#### Dataset ####
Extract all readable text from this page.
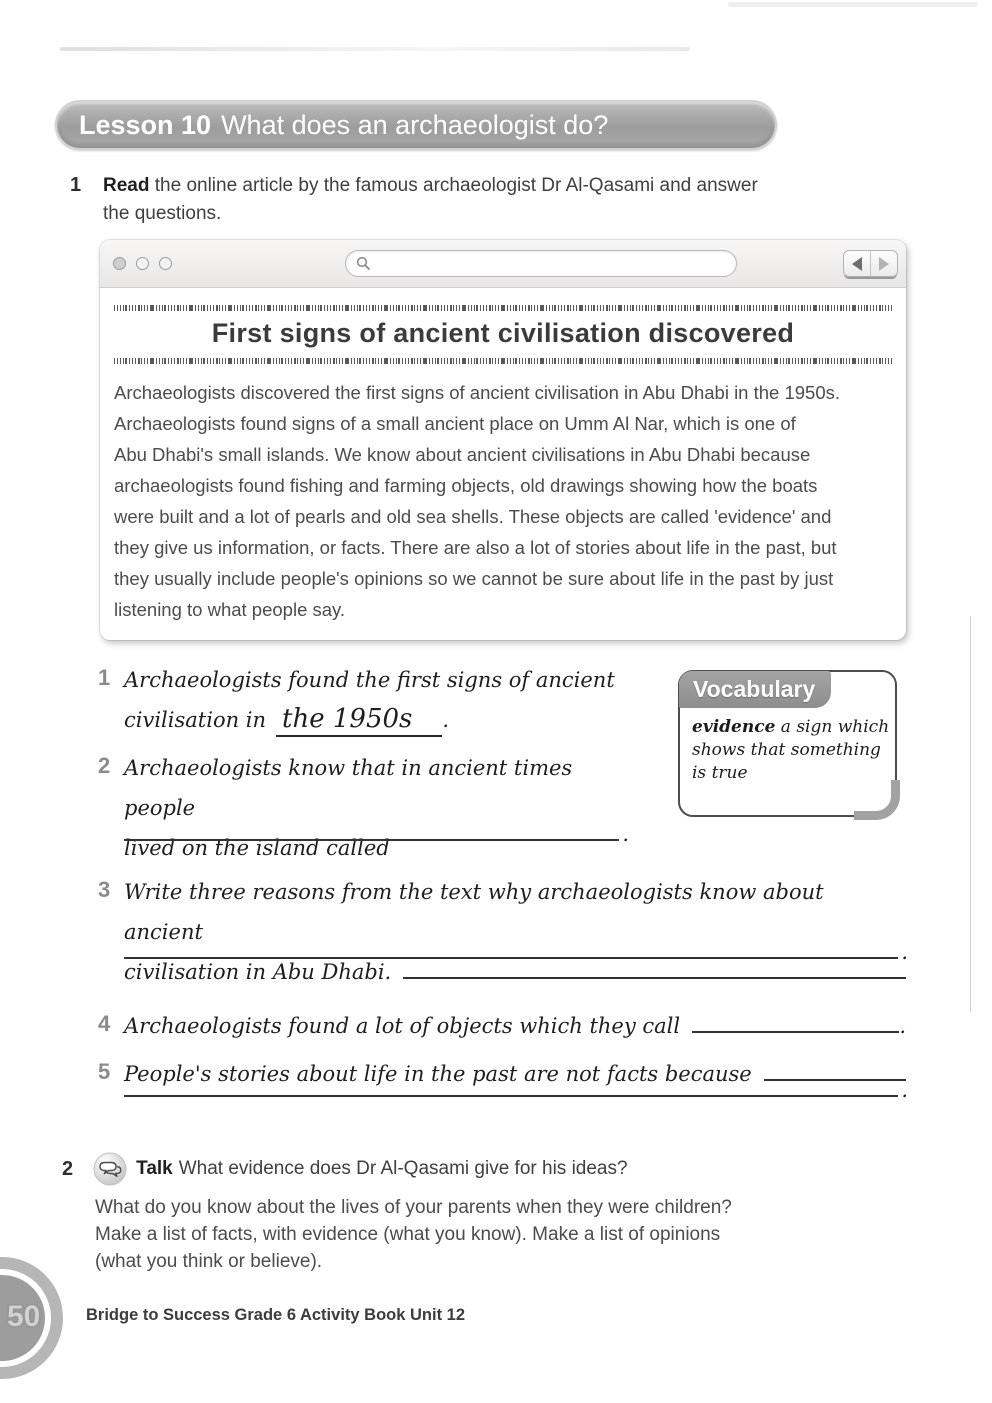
Lesson 10 What does an archaeologist do?
1 Read the online article by the famous archaeologist Dr Al-Qasami and answer
the questions.
First signs of ancient civilisation discovered
Archaeologists discovered the first signs of ancient civilisation in Abu Dhabi in the 1950s.
Archaeologists found signs of a small ancient place on Umm Al Nar, which is one of
Abu Dhabi's small islands. We know about ancient civilisations in Abu Dhabi because
archaeologists found fishing and farming objects, old drawings showing how the boats
were built and a lot of pearls and old sea shells. These objects are called 'evidence' and
they give us information, or facts. There are also a lot of stories about life in the past, but
they usually include people's opinions so we cannot be sure about life in the past by just
listening to what people say.
1 Archaeologists found the first signs of ancient
civilisation in the 1950s .
2 Archaeologists know that in ancient times people
lived on the island called
.
Vocabulary
evidence a sign which
shows that something
is true
3 Write three reasons from the text why archaeologists know about ancient
civilisation in Abu Dhabi.
.
4 Archaeologists found a lot of objects which they call	.
5 People's stories about life in the past are not facts because
.
2	Talk What evidence does Dr Al-Qasami give for his ideas?
What do you know about the lives of your parents when they were children?
Make a list of facts, with evidence (what you know). Make a list of opinions
(what you think or believe).
50	Bridge to Success Grade 6 Activity Book Unit 12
####
Given task: Transcribe the material exactly, and leave out whatever pictures it holds.

Reply:
Extract all readable text from this page.
Lesson 10 What does an archaeologist do?
1 Read the online article by the famous archaeologist Dr Al-Qasami and answer
the questions.
First signs of ancient civilisation discovered
Archaeologists discovered the first signs of ancient civilisation in Abu Dhabi in the 1950s.
Archaeologists found signs of a small ancient place on Umm Al Nar, which is one of
Abu Dhabi's small islands. We know about ancient civilisations in Abu Dhabi because
archaeologists found fishing and farming objects, old drawings showing how the boats
were built and a lot of pearls and old sea shells. These objects are called 'evidence' and
they give us information, or facts. There are also a lot of stories about life in the past, but
they usually include people's opinions so we cannot be sure about life in the past by just
listening to what people say.
1 Archaeologists found the first signs of ancient
civilisation in the 1950s .
2 Archaeologists know that in ancient times people
lived on the island called
.
Vocabulary
evidence a sign which
shows that something
is true
3 Write three reasons from the text why archaeologists know about ancient
civilisation in Abu Dhabi.
.
4 Archaeologists found a lot of objects which they call	.
5 People's stories about life in the past are not facts because
.
2	Talk What evidence does Dr Al-Qasami give for his ideas?
What do you know about the lives of your parents when they were children?
Make a list of facts, with evidence (what you know). Make a list of opinions
(what you think or believe).
50	Bridge to Success Grade 6 Activity Book Unit 12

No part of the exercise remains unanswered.